-- start of Listed records --
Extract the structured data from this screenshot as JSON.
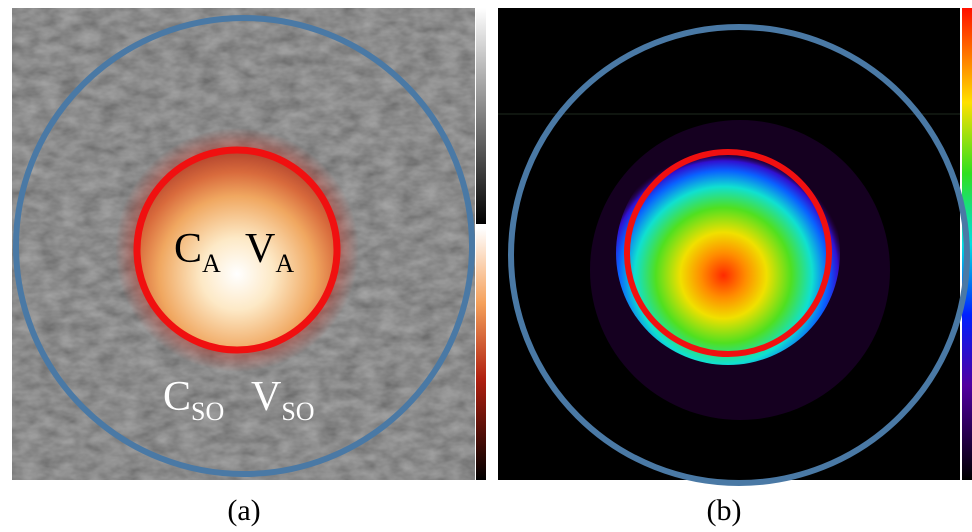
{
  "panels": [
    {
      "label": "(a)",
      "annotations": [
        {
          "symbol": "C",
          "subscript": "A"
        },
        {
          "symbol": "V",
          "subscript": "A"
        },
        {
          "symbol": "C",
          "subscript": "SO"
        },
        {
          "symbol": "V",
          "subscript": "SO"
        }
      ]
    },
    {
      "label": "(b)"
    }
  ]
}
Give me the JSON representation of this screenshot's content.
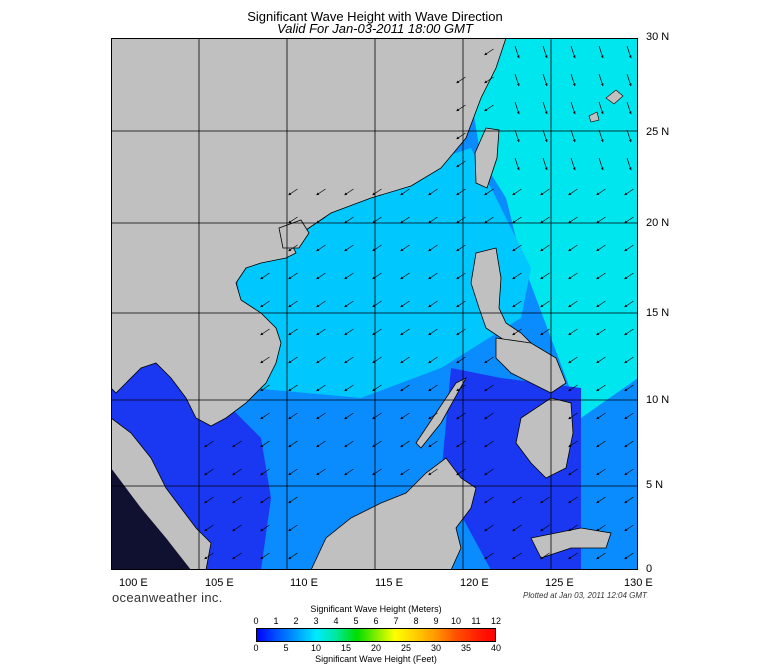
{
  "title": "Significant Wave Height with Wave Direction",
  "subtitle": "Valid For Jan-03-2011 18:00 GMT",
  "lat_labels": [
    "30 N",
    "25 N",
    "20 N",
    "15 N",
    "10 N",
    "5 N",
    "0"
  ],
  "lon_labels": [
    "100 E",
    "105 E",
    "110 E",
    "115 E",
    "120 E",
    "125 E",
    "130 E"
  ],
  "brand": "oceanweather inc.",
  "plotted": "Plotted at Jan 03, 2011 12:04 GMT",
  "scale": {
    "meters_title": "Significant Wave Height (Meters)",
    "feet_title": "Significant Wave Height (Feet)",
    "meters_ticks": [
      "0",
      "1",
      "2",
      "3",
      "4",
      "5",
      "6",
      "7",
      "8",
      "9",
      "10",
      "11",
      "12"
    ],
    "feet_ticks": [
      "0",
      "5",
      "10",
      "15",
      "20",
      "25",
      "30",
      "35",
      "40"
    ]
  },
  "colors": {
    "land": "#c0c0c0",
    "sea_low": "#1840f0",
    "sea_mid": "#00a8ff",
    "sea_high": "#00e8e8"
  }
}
-- end of Listed records --
Lines that include the word "screenshot" are to be extracted from the data above.

Extract the structured data from this screenshot as JSON.
Give me the JSON representation of this screenshot's content.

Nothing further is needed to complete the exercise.